# EXERCISE INPUTS

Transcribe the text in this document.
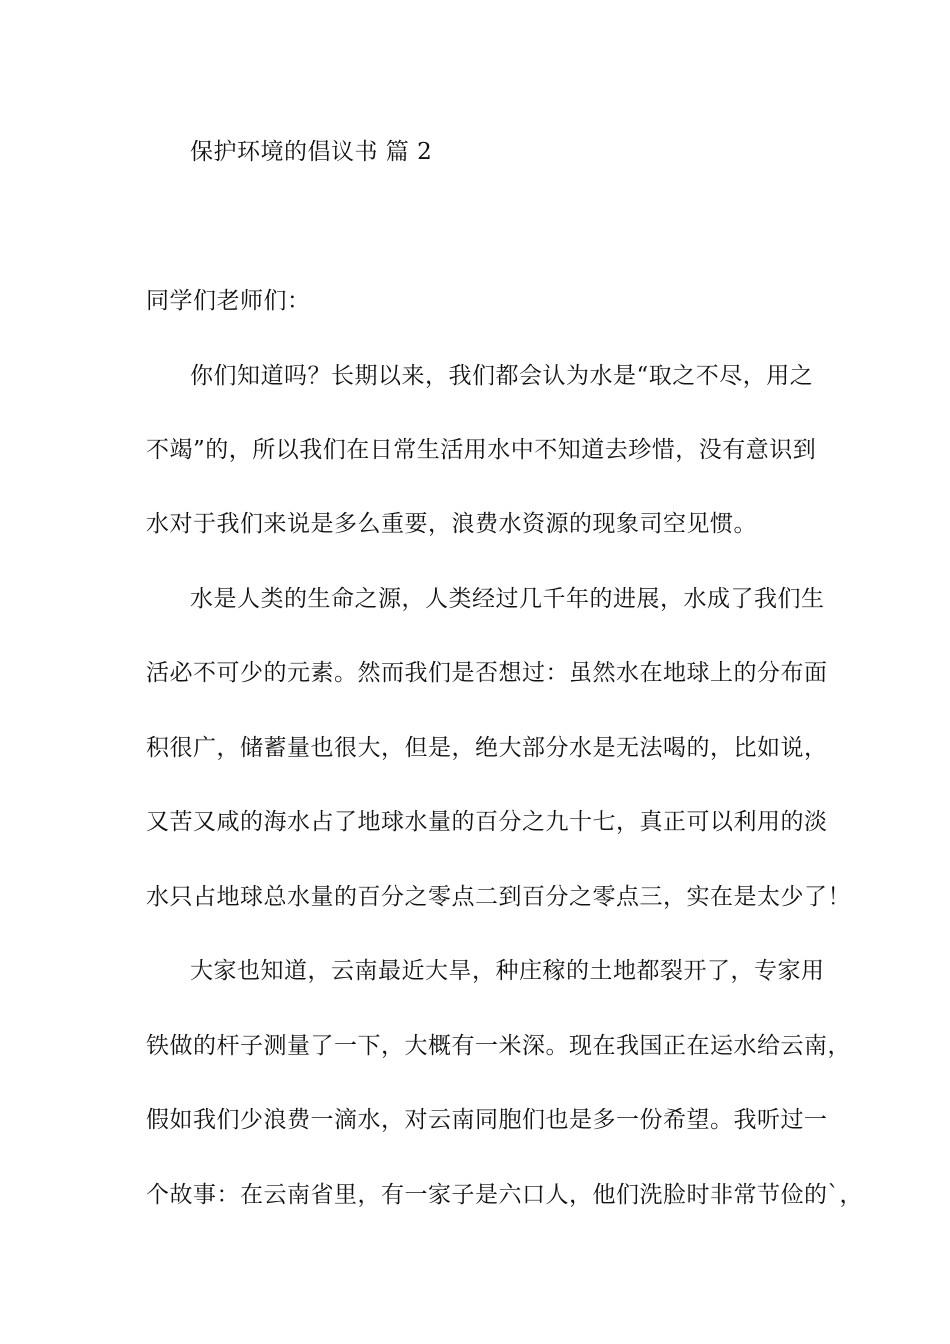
保护环境的倡议书 篇 2
同学们老师们：
你们知道吗？长期以来，我们都会认为水是“取之不尽，用之
不竭”的，所以我们在日常生活用水中不知道去珍惜，没有意识到
水对于我们来说是多么重要，浪费水资源的现象司空见惯。
水是人类的生命之源，人类经过几千年的进展，水成了我们生
活必不可少的元素。然而我们是否想过：虽然水在地球上的分布面
积很广，储蓄量也很大，但是，绝大部分水是无法喝的，比如说，
又苦又咸的海水占了地球水量的百分之九十七，真正可以利用的淡
水只占地球总水量的百分之零点二到百分之零点三，实在是太少了！
大家也知道，云南最近大旱，种庄稼的土地都裂开了，专家用
铁做的杆子测量了一下，大概有一米深。现在我国正在运水给云南，
假如我们少浪费一滴水，对云南同胞们也是多一份希望。我听过一
个故事：在云南省里，有一家子是六口人，他们洗脸时非常节俭的`，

# AIM
Transcribe every entry word for word, but omit the pictures.

# COMPLETED TASK
Transcribe the text in this document.
保护环境的倡议书 篇 2
同学们老师们：
你们知道吗？长期以来，我们都会认为水是“取之不尽，用之
不竭”的，所以我们在日常生活用水中不知道去珍惜，没有意识到
水对于我们来说是多么重要，浪费水资源的现象司空见惯。
水是人类的生命之源，人类经过几千年的进展，水成了我们生
活必不可少的元素。然而我们是否想过：虽然水在地球上的分布面
积很广，储蓄量也很大，但是，绝大部分水是无法喝的，比如说，
又苦又咸的海水占了地球水量的百分之九十七，真正可以利用的淡
水只占地球总水量的百分之零点二到百分之零点三，实在是太少了！
大家也知道，云南最近大旱，种庄稼的土地都裂开了，专家用
铁做的杆子测量了一下，大概有一米深。现在我国正在运水给云南，
假如我们少浪费一滴水，对云南同胞们也是多一份希望。我听过一
个故事：在云南省里，有一家子是六口人，他们洗脸时非常节俭的`，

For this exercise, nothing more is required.